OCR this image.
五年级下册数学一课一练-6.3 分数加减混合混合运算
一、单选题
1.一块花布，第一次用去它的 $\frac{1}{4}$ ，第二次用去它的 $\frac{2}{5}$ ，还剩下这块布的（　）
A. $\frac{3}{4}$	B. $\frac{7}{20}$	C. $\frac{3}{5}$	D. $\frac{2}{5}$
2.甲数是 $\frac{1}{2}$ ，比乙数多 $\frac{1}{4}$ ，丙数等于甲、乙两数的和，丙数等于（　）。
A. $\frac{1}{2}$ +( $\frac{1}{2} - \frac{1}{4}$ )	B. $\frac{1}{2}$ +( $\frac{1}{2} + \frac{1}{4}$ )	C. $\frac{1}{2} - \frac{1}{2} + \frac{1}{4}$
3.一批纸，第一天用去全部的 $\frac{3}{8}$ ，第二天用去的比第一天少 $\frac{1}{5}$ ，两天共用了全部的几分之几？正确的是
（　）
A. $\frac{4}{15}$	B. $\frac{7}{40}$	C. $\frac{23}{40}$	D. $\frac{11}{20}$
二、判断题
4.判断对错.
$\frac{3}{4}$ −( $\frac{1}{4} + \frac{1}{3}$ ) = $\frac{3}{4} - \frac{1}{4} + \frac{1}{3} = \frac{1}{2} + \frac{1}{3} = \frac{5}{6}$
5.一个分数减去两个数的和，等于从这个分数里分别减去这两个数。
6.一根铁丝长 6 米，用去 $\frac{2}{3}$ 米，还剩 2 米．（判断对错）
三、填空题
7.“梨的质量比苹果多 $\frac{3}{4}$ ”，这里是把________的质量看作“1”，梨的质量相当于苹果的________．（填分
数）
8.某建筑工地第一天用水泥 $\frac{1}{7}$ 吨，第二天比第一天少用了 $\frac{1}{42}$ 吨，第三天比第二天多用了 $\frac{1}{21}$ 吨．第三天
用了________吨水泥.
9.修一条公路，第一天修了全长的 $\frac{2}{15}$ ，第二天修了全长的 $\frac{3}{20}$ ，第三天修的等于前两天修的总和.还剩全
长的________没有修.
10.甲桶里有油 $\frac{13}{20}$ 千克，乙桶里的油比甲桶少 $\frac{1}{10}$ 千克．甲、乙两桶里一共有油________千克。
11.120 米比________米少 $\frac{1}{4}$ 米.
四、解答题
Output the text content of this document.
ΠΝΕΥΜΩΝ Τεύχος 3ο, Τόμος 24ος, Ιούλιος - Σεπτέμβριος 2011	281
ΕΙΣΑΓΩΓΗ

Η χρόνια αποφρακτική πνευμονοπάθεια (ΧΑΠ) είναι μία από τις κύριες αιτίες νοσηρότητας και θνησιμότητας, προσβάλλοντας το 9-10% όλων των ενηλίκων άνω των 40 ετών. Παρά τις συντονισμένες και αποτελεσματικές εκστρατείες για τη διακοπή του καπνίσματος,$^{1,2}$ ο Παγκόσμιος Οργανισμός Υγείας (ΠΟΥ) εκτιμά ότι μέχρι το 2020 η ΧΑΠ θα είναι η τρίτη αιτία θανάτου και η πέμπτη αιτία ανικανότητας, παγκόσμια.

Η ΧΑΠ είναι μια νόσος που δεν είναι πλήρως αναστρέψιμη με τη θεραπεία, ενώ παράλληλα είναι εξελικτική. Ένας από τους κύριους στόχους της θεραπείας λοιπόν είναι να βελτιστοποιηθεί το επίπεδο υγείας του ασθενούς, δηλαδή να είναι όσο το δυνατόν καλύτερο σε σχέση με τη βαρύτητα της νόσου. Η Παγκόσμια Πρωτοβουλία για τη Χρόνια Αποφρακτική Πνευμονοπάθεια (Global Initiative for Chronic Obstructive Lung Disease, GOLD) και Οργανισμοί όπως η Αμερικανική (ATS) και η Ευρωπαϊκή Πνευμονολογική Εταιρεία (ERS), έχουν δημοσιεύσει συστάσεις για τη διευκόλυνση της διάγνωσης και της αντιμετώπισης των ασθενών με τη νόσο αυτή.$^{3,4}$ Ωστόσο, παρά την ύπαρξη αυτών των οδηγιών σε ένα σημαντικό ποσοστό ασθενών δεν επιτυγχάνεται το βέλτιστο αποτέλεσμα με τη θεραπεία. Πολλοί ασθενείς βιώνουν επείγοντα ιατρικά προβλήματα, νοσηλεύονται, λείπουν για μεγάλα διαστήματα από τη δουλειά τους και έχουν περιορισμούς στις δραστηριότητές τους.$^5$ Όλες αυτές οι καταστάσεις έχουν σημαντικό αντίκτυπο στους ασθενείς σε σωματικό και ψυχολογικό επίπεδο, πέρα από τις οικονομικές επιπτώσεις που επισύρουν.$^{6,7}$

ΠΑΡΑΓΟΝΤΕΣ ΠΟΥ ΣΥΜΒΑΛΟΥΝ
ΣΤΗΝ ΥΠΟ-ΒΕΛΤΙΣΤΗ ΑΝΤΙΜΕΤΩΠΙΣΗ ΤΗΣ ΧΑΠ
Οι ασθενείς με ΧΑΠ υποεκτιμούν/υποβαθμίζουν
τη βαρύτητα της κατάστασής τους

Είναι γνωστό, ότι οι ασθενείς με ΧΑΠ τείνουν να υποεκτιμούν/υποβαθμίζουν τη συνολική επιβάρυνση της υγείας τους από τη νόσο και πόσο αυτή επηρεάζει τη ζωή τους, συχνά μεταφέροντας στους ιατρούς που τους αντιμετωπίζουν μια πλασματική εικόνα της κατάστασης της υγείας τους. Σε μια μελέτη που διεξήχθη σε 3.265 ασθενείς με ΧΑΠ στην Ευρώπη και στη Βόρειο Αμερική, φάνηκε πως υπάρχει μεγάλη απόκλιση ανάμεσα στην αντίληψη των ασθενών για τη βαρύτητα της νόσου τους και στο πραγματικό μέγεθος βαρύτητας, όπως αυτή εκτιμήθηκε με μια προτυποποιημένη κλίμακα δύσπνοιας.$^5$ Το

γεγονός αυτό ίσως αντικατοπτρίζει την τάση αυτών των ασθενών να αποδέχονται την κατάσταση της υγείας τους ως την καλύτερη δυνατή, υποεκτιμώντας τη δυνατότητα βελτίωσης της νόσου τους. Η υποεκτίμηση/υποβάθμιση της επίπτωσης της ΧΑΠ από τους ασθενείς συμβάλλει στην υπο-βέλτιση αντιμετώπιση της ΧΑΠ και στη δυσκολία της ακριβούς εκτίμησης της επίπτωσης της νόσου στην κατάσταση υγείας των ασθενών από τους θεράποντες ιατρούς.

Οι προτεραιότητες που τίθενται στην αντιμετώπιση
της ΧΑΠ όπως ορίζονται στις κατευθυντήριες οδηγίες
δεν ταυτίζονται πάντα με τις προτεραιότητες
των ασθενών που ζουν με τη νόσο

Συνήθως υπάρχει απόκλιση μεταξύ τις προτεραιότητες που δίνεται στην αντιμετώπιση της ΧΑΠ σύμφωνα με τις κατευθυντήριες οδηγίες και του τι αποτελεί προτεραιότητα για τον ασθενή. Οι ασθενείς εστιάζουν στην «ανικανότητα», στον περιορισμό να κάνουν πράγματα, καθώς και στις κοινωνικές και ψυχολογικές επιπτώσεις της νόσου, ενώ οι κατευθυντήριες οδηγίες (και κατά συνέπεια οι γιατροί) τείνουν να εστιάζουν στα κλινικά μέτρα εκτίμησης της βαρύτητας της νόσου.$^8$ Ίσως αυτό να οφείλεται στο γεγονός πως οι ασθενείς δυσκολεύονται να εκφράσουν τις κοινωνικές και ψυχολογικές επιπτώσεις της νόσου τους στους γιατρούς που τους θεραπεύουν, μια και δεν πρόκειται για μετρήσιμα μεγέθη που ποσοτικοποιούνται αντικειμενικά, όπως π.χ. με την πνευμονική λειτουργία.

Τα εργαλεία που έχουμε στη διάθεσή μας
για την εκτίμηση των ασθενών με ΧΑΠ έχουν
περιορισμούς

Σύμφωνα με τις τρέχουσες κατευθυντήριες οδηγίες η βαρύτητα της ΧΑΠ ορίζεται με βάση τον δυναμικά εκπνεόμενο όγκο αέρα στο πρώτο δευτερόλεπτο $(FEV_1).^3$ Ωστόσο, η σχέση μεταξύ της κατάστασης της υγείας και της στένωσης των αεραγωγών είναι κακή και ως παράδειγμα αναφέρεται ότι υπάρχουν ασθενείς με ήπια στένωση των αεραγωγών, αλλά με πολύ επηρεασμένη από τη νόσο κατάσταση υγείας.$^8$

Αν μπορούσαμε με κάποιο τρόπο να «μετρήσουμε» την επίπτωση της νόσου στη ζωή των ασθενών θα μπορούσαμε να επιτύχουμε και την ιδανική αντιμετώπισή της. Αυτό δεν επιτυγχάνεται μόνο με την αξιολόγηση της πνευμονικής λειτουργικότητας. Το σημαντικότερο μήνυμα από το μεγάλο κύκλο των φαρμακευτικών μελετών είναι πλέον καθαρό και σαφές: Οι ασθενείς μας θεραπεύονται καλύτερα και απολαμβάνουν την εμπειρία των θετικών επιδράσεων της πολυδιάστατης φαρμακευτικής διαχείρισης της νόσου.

◆ **THE REQUEST**: Search the lines above for the string "προτεραιότητες" and copy each line that has it.

◆ **RESPONSE BELOW**:
Οι προτεραιότητες που τίθενται στην αντιμετώπιση
δεν ταυτίζονται πάντα με τις προτεραιότητες
Συνήθως υπάρχει απόκλιση μεταξύ τις προτεραιότητες που δίνεται στην αντιμετώπιση της ΧΑΠ σύμφωνα με τις κατευθυντήριες οδηγίες και του τι αποτελεί προτεραιότητα για τον ασθενή. Οι ασθενείς εστιάζουν στην «ανικανότητα», στον περιορισμό να κάνουν πράγματα, καθώς και στις κοινωνικές και ψυχολογικές επιπτώσεις της νόσου, ενώ οι κατευθυντήριες οδηγίες (και κατά συνέπεια οι γιατροί) τείνουν να εστιάζουν στα κλινικά μέτρα εκτίμησης της βαρύτητας της νόσου.$^8$ Ίσως αυτό να οφείλεται στο γεγονός πως οι ασθενείς δυσκολεύονται να εκφράσουν τις κοινωνικές και ψυχολογικές επιπτώσεις της νόσου τους στους γιατρούς που τους θεραπεύουν, μια και δεν πρόκειται για μετρήσιμα μεγέθη που ποσοτικοποιούνται αντικειμενικά, όπως π.χ. με την πνευμονική λειτουργία.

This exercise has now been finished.